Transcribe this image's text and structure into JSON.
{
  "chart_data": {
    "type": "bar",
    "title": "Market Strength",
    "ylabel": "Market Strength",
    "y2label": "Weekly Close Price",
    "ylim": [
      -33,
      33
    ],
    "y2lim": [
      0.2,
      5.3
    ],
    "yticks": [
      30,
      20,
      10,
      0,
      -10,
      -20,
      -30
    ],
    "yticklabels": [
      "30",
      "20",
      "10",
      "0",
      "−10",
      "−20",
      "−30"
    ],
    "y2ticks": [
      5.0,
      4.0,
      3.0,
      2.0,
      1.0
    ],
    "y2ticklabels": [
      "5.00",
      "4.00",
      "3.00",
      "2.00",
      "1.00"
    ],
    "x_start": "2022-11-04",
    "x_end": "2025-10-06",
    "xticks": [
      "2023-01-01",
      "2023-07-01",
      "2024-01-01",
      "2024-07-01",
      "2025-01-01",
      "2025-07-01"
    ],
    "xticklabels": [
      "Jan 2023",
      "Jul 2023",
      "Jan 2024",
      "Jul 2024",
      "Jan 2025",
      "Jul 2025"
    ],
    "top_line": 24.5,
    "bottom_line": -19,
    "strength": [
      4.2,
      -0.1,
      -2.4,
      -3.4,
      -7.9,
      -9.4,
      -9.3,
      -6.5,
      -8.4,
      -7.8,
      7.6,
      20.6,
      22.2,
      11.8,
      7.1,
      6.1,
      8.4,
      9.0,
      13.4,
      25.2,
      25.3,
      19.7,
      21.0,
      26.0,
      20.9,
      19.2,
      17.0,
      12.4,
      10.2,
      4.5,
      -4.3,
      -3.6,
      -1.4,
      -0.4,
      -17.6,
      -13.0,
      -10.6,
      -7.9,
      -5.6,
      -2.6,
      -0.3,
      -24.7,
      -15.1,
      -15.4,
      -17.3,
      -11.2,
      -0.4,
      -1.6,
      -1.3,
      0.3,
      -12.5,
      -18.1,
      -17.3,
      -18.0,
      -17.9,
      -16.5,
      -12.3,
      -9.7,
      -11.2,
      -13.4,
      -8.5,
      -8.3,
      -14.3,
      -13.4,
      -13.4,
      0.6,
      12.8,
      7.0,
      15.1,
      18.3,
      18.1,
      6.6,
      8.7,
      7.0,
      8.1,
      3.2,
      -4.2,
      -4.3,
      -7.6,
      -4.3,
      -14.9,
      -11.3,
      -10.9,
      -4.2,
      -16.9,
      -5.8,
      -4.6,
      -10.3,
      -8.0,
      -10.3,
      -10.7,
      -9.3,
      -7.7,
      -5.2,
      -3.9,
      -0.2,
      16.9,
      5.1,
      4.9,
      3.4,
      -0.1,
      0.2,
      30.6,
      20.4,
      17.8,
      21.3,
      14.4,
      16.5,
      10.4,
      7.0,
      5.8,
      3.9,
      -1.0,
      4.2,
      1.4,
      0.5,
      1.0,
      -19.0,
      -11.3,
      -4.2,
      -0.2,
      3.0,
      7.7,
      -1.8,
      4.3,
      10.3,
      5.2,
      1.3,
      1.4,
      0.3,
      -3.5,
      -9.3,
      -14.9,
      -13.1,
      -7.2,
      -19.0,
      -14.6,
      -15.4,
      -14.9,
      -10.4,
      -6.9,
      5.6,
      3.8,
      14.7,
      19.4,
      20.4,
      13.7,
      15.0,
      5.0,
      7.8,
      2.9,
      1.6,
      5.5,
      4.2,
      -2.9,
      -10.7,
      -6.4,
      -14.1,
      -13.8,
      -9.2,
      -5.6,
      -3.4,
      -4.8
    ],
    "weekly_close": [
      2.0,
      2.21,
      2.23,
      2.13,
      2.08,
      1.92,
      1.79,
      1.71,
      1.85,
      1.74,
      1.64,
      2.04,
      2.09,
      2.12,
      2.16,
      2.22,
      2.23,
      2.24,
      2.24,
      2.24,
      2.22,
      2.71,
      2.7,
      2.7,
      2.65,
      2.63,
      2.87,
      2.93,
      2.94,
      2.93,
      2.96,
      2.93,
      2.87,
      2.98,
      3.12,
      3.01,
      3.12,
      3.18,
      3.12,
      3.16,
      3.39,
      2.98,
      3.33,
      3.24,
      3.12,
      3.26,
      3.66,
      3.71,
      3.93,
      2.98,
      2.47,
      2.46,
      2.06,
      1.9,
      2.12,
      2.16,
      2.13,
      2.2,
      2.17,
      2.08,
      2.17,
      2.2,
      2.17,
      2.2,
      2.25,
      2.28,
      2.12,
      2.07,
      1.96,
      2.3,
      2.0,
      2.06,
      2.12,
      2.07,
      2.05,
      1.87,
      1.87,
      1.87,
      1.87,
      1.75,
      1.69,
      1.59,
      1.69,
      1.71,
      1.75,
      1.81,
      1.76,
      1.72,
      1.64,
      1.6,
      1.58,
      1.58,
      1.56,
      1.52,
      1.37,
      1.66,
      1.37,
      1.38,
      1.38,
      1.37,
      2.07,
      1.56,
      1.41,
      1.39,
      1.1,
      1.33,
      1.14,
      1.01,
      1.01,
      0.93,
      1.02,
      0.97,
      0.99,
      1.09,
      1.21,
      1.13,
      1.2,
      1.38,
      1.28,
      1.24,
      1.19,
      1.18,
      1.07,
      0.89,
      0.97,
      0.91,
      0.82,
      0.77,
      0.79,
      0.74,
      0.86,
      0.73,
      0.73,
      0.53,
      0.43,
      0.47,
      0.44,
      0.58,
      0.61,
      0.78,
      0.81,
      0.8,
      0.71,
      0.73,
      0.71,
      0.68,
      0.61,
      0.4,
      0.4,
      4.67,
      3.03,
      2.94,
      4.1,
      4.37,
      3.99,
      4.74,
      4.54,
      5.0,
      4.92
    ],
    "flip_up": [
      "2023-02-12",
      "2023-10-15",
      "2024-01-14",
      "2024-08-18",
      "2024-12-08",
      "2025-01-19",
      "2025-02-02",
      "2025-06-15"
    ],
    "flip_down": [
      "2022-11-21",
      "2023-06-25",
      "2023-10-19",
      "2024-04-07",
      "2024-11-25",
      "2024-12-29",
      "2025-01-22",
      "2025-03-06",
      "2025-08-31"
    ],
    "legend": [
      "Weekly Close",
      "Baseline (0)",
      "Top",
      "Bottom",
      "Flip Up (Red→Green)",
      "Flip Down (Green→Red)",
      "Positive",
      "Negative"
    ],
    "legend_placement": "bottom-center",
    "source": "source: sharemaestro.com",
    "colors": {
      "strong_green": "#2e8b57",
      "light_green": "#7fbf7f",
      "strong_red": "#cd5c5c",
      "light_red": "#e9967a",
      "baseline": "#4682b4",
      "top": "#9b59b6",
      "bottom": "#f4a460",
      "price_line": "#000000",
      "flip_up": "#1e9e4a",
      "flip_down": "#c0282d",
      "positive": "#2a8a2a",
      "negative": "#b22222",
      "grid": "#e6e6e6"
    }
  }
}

+ + + + +

§ **Task description**:
Reproduce all the records precisely.

§ **Solution**:
Transcribe this image's text and structure into JSON.
{
  "chart_data": {
    "type": "bar",
    "title": "Market Strength",
    "ylabel": "Market Strength",
    "y2label": "Weekly Close Price",
    "ylim": [
      -33,
      33
    ],
    "y2lim": [
      0.2,
      5.3
    ],
    "yticks": [
      30,
      20,
      10,
      0,
      -10,
      -20,
      -30
    ],
    "yticklabels": [
      "30",
      "20",
      "10",
      "0",
      "−10",
      "−20",
      "−30"
    ],
    "y2ticks": [
      5.0,
      4.0,
      3.0,
      2.0,
      1.0
    ],
    "y2ticklabels": [
      "5.00",
      "4.00",
      "3.00",
      "2.00",
      "1.00"
    ],
    "x_start": "2022-11-04",
    "x_end": "2025-10-06",
    "xticks": [
      "2023-01-01",
      "2023-07-01",
      "2024-01-01",
      "2024-07-01",
      "2025-01-01",
      "2025-07-01"
    ],
    "xticklabels": [
      "Jan 2023",
      "Jul 2023",
      "Jan 2024",
      "Jul 2024",
      "Jan 2025",
      "Jul 2025"
    ],
    "top_line": 24.5,
    "bottom_line": -19,
    "strength": [
      4.2,
      -0.1,
      -2.4,
      -3.4,
      -7.9,
      -9.4,
      -9.3,
      -6.5,
      -8.4,
      -7.8,
      7.6,
      20.6,
      22.2,
      11.8,
      7.1,
      6.1,
      8.4,
      9.0,
      13.4,
      25.2,
      25.3,
      19.7,
      21.0,
      26.0,
      20.9,
      19.2,
      17.0,
      12.4,
      10.2,
      4.5,
      -4.3,
      -3.6,
      -1.4,
      -0.4,
      -17.6,
      -13.0,
      -10.6,
      -7.9,
      -5.6,
      -2.6,
      -0.3,
      -24.7,
      -15.1,
      -15.4,
      -17.3,
      -11.2,
      -0.4,
      -1.6,
      -1.3,
      0.3,
      -12.5,
      -18.1,
      -17.3,
      -18.0,
      -17.9,
      -16.5,
      -12.3,
      -9.7,
      -11.2,
      -13.4,
      -8.5,
      -8.3,
      -14.3,
      -13.4,
      -13.4,
      0.6,
      12.8,
      7.0,
      15.1,
      18.3,
      18.1,
      6.6,
      8.7,
      7.0,
      8.1,
      3.2,
      -4.2,
      -4.3,
      -7.6,
      -4.3,
      -14.9,
      -11.3,
      -10.9,
      -4.2,
      -16.9,
      -5.8,
      -4.6,
      -10.3,
      -8.0,
      -10.3,
      -10.7,
      -9.3,
      -7.7,
      -5.2,
      -3.9,
      -0.2,
      16.9,
      5.1,
      4.9,
      3.4,
      -0.1,
      0.2,
      30.6,
      20.4,
      17.8,
      21.3,
      14.4,
      16.5,
      10.4,
      7.0,
      5.8,
      3.9,
      -1.0,
      4.2,
      1.4,
      0.5,
      1.0,
      -19.0,
      -11.3,
      -4.2,
      -0.2,
      3.0,
      7.7,
      -1.8,
      4.3,
      10.3,
      5.2,
      1.3,
      1.4,
      0.3,
      -3.5,
      -9.3,
      -14.9,
      -13.1,
      -7.2,
      -19.0,
      -14.6,
      -15.4,
      -14.9,
      -10.4,
      -6.9,
      5.6,
      3.8,
      14.7,
      19.4,
      20.4,
      13.7,
      15.0,
      5.0,
      7.8,
      2.9,
      1.6,
      5.5,
      4.2,
      -2.9,
      -10.7,
      -6.4,
      -14.1,
      -13.8,
      -9.2,
      -5.6,
      -3.4,
      -4.8
    ],
    "weekly_close": [
      2.0,
      2.21,
      2.23,
      2.13,
      2.08,
      1.92,
      1.79,
      1.71,
      1.85,
      1.74,
      1.64,
      2.04,
      2.09,
      2.12,
      2.16,
      2.22,
      2.23,
      2.24,
      2.24,
      2.24,
      2.22,
      2.71,
      2.7,
      2.7,
      2.65,
      2.63,
      2.87,
      2.93,
      2.94,
      2.93,
      2.96,
      2.93,
      2.87,
      2.98,
      3.12,
      3.01,
      3.12,
      3.18,
      3.12,
      3.16,
      3.39,
      2.98,
      3.33,
      3.24,
      3.12,
      3.26,
      3.66,
      3.71,
      3.93,
      2.98,
      2.47,
      2.46,
      2.06,
      1.9,
      2.12,
      2.16,
      2.13,
      2.2,
      2.17,
      2.08,
      2.17,
      2.2,
      2.17,
      2.2,
      2.25,
      2.28,
      2.12,
      2.07,
      1.96,
      2.3,
      2.0,
      2.06,
      2.12,
      2.07,
      2.05,
      1.87,
      1.87,
      1.87,
      1.87,
      1.75,
      1.69,
      1.59,
      1.69,
      1.71,
      1.75,
      1.81,
      1.76,
      1.72,
      1.64,
      1.6,
      1.58,
      1.58,
      1.56,
      1.52,
      1.37,
      1.66,
      1.37,
      1.38,
      1.38,
      1.37,
      2.07,
      1.56,
      1.41,
      1.39,
      1.1,
      1.33,
      1.14,
      1.01,
      1.01,
      0.93,
      1.02,
      0.97,
      0.99,
      1.09,
      1.21,
      1.13,
      1.2,
      1.38,
      1.28,
      1.24,
      1.19,
      1.18,
      1.07,
      0.89,
      0.97,
      0.91,
      0.82,
      0.77,
      0.79,
      0.74,
      0.86,
      0.73,
      0.73,
      0.53,
      0.43,
      0.47,
      0.44,
      0.58,
      0.61,
      0.78,
      0.81,
      0.8,
      0.71,
      0.73,
      0.71,
      0.68,
      0.61,
      0.4,
      0.4,
      4.67,
      3.03,
      2.94,
      4.1,
      4.37,
      3.99,
      4.74,
      4.54,
      5.0,
      4.92
    ],
    "flip_up": [
      "2023-02-12",
      "2023-10-15",
      "2024-01-14",
      "2024-08-18",
      "2024-12-08",
      "2025-01-19",
      "2025-02-02",
      "2025-06-15"
    ],
    "flip_down": [
      "2022-11-21",
      "2023-06-25",
      "2023-10-19",
      "2024-04-07",
      "2024-11-25",
      "2024-12-29",
      "2025-01-22",
      "2025-03-06",
      "2025-08-31"
    ],
    "legend": [
      "Weekly Close",
      "Baseline (0)",
      "Top",
      "Bottom",
      "Flip Up (Red→Green)",
      "Flip Down (Green→Red)",
      "Positive",
      "Negative"
    ],
    "legend_placement": "bottom-center",
    "source": "source: sharemaestro.com",
    "colors": {
      "strong_green": "#2e8b57",
      "light_green": "#7fbf7f",
      "strong_red": "#cd5c5c",
      "light_red": "#e9967a",
      "baseline": "#4682b4",
      "top": "#9b59b6",
      "bottom": "#f4a460",
      "price_line": "#000000",
      "flip_up": "#1e9e4a",
      "flip_down": "#c0282d",
      "positive": "#2a8a2a",
      "negative": "#b22222",
      "grid": "#e6e6e6"
    }
  }
}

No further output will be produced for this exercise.